To be done
Continue the passage on references to Yeshu in the Talmud, picking up right after its last sentence.

Document excerpt
++++++++++

The primary references to Yeshu are found in uncensored texts of the Babylonian Talmud and the Tosefta. (In 1554 the Vatican issued a papal bull censoring the Talmud and other Jewish texts, resulting in the removal of references to Yeshu). No known manuscript of the Jerusalem Talmud makes mention of the name although one translation (Herford) has added it to Avodah Zarah 2:2 to align it with similar text of Chullin 2:22 in the Tosefta. All later usages of the term Yeshu are derived from these primary references. In the Munich (1342 CE), Paris, and Jewish Theological Seminary manuscripts of the Talmud, the appellation Ha-Notzri is added to the last mention of Yeshu in Sanhedrin 107b and Sotah 47a as well as to the occurrences in Sanhedrin 43a, Sanhedrin 103a, Berachot 17b and Avodah Zarah 16b-17a. Student [1], Zindler and McKinsey [2] note that Ha-Notzri is not found in other early pre-censorship partial manuscripts (the Florence, Hamburg and Karlsruhe) where these cover the passages in question.

Although Notzri does not appear in the Tosefta, by the time the Babylonian Talmud was produced, Notzri had become the standard Hebrew word for Christian and Yeshu Ha-Notzri had become the conventional rendition of "Jesus the Nazarene" in Hebrew. For example, by 1180 CE the term Yeshu Ha-Notzri can be found in the Maimonides' Mishneh Torah (Hilchos Melachim 11:4, uncensored version). Although the word Ha-Notzri literally means the nezarene (the one who was born in Nazareth), Maimonides' reference is clearly intended to indicate Jesus.

To explain the dearth of references to Jesus in the Talmud, it has been argued that

  • The Talmud was subject to censorship. During the medieval period in Europe, Jewish texts were often placed on the Index of Forbidden Books and passages deemed insulting to the Church were expurgated as of 1264 (The entire Talmud was placed on the Index by Pope Paul IV in 1559).

++++++++++

Data excerpts
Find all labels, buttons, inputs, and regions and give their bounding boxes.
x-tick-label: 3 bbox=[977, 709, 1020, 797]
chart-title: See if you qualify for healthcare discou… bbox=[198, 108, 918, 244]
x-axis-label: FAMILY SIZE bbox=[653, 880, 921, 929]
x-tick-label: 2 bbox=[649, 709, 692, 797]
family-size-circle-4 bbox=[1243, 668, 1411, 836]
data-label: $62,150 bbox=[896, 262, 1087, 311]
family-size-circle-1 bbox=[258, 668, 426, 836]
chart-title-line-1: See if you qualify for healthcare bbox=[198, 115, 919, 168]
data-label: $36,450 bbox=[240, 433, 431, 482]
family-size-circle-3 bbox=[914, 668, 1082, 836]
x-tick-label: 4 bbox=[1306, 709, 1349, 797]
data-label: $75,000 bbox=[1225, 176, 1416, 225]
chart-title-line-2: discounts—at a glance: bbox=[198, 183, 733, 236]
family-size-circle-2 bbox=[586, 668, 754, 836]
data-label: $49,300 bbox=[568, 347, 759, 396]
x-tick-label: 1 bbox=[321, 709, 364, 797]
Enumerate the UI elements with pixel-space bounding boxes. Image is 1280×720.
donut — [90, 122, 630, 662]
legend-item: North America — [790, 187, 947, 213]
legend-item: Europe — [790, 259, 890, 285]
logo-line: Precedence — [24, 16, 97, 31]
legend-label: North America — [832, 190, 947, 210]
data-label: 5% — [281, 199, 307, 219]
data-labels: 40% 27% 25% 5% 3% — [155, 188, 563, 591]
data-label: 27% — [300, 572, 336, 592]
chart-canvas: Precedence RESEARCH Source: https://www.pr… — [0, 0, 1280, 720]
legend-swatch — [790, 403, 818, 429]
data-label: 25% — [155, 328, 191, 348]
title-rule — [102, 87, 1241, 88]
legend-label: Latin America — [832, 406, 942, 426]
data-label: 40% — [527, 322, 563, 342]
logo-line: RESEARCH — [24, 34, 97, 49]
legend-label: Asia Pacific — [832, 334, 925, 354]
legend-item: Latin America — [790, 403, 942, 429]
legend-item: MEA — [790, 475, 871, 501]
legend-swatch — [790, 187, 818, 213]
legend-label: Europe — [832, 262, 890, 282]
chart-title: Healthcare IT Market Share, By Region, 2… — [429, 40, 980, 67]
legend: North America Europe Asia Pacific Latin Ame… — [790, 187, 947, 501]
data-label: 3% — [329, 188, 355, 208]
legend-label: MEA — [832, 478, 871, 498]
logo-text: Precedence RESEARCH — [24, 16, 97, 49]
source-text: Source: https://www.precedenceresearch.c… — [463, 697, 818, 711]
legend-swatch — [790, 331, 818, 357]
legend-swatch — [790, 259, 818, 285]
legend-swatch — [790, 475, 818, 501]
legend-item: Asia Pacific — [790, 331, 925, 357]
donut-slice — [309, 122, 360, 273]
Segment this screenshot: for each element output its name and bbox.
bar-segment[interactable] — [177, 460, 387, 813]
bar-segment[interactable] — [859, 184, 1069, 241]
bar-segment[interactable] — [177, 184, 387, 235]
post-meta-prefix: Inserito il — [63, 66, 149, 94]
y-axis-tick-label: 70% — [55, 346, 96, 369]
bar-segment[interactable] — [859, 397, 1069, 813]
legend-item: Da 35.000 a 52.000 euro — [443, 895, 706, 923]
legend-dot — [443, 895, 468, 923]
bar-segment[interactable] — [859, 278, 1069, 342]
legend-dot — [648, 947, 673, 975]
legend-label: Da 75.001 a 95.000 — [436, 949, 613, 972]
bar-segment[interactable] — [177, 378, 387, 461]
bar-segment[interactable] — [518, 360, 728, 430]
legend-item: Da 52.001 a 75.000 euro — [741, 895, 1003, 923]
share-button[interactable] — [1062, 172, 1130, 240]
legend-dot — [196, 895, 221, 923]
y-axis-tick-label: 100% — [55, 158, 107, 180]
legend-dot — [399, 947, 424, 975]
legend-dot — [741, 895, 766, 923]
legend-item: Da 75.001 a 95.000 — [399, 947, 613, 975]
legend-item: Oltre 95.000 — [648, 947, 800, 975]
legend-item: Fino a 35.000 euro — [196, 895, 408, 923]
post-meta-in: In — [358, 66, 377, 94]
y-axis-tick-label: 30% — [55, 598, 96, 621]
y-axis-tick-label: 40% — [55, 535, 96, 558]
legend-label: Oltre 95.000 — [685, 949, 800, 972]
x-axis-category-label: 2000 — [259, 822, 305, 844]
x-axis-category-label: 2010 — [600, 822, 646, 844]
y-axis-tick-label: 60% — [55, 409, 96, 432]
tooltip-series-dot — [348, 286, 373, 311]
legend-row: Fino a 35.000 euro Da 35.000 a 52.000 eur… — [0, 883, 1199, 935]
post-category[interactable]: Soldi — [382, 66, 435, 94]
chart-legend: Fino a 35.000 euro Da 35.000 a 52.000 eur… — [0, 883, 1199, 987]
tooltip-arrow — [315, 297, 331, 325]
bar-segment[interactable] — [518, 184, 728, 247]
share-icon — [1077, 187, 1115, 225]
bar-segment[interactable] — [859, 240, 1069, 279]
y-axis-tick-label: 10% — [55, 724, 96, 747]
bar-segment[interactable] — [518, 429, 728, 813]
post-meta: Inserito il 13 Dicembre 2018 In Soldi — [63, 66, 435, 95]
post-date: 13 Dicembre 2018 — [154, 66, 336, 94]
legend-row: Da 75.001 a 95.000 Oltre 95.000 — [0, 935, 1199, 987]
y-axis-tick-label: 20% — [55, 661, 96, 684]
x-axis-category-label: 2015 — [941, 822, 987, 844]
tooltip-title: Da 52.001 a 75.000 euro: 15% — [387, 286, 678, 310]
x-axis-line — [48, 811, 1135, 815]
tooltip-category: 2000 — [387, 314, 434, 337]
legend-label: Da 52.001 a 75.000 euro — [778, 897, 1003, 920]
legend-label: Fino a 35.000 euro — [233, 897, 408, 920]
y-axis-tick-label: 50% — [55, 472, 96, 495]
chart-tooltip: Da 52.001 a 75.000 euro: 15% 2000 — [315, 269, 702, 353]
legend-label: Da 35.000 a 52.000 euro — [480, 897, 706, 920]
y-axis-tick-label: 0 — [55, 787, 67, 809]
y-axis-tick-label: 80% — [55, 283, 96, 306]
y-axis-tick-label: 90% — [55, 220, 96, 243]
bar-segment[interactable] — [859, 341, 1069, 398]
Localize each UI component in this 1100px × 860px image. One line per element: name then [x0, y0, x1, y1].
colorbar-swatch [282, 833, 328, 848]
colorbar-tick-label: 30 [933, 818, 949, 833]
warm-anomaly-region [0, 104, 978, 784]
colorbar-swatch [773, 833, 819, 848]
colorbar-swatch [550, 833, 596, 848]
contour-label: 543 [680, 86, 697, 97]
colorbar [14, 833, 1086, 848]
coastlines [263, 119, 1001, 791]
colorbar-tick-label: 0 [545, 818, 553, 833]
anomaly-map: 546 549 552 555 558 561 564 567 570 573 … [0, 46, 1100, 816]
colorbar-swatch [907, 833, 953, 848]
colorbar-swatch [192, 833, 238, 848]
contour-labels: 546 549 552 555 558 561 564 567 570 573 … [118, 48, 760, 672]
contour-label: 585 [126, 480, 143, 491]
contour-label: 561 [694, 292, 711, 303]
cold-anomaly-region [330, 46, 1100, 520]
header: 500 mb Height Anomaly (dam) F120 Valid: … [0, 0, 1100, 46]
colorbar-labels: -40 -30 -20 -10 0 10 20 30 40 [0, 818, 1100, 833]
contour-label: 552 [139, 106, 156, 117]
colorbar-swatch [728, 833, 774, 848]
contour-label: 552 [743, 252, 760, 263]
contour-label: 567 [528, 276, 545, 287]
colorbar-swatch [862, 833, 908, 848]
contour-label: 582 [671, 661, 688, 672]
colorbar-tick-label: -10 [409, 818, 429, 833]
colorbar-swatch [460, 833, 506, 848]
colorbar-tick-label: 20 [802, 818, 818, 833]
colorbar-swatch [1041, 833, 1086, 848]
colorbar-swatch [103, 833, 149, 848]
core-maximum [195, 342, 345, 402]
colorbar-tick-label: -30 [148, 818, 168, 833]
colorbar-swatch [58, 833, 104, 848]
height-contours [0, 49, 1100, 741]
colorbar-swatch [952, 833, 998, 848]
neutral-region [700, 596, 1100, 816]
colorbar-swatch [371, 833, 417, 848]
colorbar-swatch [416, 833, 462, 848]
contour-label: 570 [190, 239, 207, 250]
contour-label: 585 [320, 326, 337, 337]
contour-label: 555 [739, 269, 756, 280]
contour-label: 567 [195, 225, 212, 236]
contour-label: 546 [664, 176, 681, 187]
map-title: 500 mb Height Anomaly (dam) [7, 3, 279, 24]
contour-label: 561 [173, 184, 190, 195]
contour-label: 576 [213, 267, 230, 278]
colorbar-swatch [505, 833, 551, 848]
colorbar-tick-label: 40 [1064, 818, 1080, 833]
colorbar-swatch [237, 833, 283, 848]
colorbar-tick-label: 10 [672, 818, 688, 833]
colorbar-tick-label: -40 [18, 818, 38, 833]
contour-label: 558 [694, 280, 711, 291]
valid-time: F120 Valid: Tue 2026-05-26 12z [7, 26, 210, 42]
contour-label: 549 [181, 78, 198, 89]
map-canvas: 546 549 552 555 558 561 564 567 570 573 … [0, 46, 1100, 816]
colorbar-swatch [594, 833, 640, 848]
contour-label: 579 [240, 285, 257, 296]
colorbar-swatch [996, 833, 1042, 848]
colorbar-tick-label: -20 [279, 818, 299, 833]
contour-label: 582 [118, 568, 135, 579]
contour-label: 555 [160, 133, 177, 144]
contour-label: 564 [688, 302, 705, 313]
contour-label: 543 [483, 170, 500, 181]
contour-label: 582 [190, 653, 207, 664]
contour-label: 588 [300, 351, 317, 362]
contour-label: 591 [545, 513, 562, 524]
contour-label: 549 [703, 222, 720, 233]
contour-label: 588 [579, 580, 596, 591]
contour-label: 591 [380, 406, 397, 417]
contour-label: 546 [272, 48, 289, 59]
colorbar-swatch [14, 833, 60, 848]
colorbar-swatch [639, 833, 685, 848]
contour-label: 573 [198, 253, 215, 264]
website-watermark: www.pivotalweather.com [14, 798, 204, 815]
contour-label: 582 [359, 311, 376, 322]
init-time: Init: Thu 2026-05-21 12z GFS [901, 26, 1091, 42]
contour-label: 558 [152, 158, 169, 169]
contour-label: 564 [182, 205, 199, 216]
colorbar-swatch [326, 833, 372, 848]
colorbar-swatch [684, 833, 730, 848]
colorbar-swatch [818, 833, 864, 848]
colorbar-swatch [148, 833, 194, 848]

++++++++++

Result of this task
  • Although restoring these passages still produces only a few mentions of Yeshu, the Mishnah, which forms the skeleton of the Talmud, was written at a time when Christianity was first emerging. The Christians were just one, apparently usual, sect with which the authors contended (others included Sadducees, Samaritans, and Gnostics).
  • The final redaction of the Talmud, the Babylonian Talmud was created in Babylonia, where Christianity did not have the same impact as it did in the Mediterranean Basin. As such, it was not perceived of as a particularly noticeable threat.
  • Although it is generally comprehensive, the Talmud is also prone to instances of self-censorship, particularly in response to controversial Jewish factionalism and the fear of anti-Semitic reaction (e.g. Hanukkah is only mentioned in passing in the Talmud, possibly for these reasons).
  • The Talmud may mention Jesus and Christianity in coded terms, such as min (מין, sometimes translated "apostate" or "heretic"), though this term refers to various sectarian groups. In terms of labeling Christians as minim it is important to note the adage of Rav Nahman in the name of Rava bar Avuha in Tractate Chullin 13b: There are no minim among the gentiles, i.e., the appellation could only be applied to converts from Judaism.
  • The Talmud was essentially the writing down of the basics of the Oral Law - despite its great size, it is still a very condensed form compared to the knowledge that existed originally, therefore, due to the limited space, only the necessities were discussed that might otherwise be forgotten.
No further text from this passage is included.